**WHAT THIS TASK INVOLVES:** Each line containing the word "quarterbacks" must be reported.

Figure record extracts
════════════════
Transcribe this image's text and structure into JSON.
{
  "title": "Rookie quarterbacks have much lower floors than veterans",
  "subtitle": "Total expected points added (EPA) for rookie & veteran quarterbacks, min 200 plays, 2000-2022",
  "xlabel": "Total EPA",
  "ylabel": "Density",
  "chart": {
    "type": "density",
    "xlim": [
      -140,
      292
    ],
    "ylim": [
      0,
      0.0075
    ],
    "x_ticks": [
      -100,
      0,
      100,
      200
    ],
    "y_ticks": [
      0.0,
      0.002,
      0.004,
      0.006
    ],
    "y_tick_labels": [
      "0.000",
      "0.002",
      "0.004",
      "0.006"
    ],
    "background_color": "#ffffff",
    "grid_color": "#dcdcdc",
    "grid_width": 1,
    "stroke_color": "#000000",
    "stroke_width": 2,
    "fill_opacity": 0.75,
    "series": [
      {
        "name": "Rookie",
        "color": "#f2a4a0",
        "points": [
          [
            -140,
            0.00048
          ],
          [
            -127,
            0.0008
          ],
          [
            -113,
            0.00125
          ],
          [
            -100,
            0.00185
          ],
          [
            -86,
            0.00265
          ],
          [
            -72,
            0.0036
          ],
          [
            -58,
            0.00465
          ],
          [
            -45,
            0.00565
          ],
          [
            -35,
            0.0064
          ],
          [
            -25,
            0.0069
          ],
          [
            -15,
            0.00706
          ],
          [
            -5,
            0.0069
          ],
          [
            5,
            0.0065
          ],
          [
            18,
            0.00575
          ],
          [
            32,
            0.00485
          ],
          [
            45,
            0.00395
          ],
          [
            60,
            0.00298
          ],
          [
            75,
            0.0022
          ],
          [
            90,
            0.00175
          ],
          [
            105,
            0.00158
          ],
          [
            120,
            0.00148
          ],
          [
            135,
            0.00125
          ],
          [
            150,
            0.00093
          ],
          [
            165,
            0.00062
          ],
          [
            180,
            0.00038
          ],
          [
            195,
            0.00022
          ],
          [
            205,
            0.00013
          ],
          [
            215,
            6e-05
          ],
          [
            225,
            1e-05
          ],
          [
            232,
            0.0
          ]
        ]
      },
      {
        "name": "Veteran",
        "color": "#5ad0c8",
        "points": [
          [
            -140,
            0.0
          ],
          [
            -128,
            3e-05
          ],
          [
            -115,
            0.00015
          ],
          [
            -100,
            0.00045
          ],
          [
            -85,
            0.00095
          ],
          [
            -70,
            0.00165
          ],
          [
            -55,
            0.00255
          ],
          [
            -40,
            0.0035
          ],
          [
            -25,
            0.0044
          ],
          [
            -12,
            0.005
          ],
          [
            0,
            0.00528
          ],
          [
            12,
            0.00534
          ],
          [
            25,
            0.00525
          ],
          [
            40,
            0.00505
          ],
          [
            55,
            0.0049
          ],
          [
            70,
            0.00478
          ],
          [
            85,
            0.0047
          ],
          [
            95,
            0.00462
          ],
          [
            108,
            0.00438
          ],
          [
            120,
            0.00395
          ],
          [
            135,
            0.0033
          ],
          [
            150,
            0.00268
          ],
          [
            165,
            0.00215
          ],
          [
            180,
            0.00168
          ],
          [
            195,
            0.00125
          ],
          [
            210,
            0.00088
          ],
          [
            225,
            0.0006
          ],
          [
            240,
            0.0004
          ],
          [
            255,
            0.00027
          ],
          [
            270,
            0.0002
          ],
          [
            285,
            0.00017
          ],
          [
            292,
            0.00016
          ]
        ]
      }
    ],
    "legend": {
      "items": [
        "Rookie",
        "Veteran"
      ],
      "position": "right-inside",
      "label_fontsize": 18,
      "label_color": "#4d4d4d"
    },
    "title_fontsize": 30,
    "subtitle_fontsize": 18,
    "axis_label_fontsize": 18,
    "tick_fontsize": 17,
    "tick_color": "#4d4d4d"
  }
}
════════════════
**RESULT BELOW:**
  "title": "Rookie quarterbacks have much lower floors than veterans",
  "subtitle": "Total expected points added (EPA) for rookie & veteran quarterbacks, min 200 plays, 2000-2022",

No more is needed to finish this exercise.